### RECORDS FOR THE TASK ###
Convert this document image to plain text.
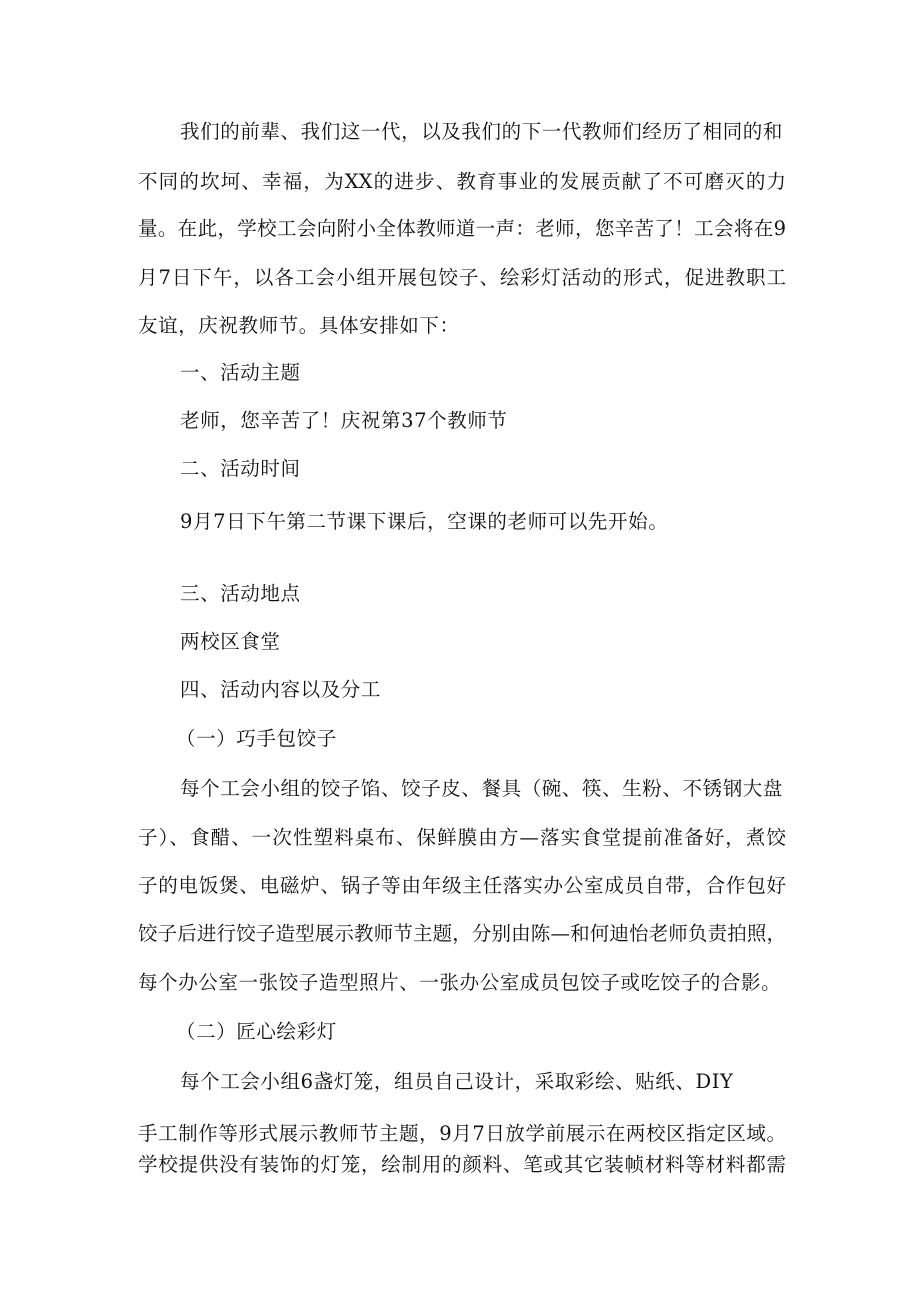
我们的前辈、我们这一代，以及我们的下一代教师们经历了相同的和
不同的坎坷、幸福，为XX的进步、教育事业的发展贡献了不可磨灭的力
量。在此，学校工会向附小全体教师道一声：老师，您辛苦了！工会将在9
月7日下午，以各工会小组开展包饺子、绘彩灯活动的形式，促进教职工
友谊，庆祝教师节。具体安排如下：
一、活动主题
老师，您辛苦了！庆祝第37个教师节
二、活动时间
9月7日下午第二节课下课后，空课的老师可以先开始。
三、活动地点
两校区食堂
四、活动内容以及分工
（一）巧手包饺子
每个工会小组的饺子馅、饺子皮、餐具（碗、筷、生粉、不锈钢大盘
子）、食醋、一次性塑料桌布、保鲜膜由方—落实食堂提前准备好，煮饺
子的电饭煲、电磁炉、锅子等由年级主任落实办公室成员自带，合作包好
饺子后进行饺子造型展示教师节主题，分别由陈—和何迪怡老师负责拍照，
每个办公室一张饺子造型照片、一张办公室成员包饺子或吃饺子的合影。
（二）匠心绘彩灯
每个工会小组6盏灯笼，组员自己设计，采取彩绘、贴纸、DIY
手工制作等形式展示教师节主题，9月7日放学前展示在两校区指定区域。
学校提供没有装饰的灯笼，绘制用的颜料、笔或其它装帧材料等材料都需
###
- DIRECTIONS FOR THIS TASK
Skip the pictures and transcribe the rest of the records exactly.

- TASK OUTPUT
Convert this document image to plain text.
我们的前辈、我们这一代，以及我们的下一代教师们经历了相同的和
不同的坎坷、幸福，为XX的进步、教育事业的发展贡献了不可磨灭的力
量。在此，学校工会向附小全体教师道一声：老师，您辛苦了！工会将在9
月7日下午，以各工会小组开展包饺子、绘彩灯活动的形式，促进教职工
友谊，庆祝教师节。具体安排如下：
一、活动主题
老师，您辛苦了！庆祝第37个教师节
二、活动时间
9月7日下午第二节课下课后，空课的老师可以先开始。
三、活动地点
两校区食堂
四、活动内容以及分工
（一）巧手包饺子
每个工会小组的饺子馅、饺子皮、餐具（碗、筷、生粉、不锈钢大盘
子）、食醋、一次性塑料桌布、保鲜膜由方—落实食堂提前准备好，煮饺
子的电饭煲、电磁炉、锅子等由年级主任落实办公室成员自带，合作包好
饺子后进行饺子造型展示教师节主题，分别由陈—和何迪怡老师负责拍照，
每个办公室一张饺子造型照片、一张办公室成员包饺子或吃饺子的合影。
（二）匠心绘彩灯
每个工会小组6盏灯笼，组员自己设计，采取彩绘、贴纸、DIY
手工制作等形式展示教师节主题，9月7日放学前展示在两校区指定区域。
学校提供没有装饰的灯笼，绘制用的颜料、笔或其它装帧材料等材料都需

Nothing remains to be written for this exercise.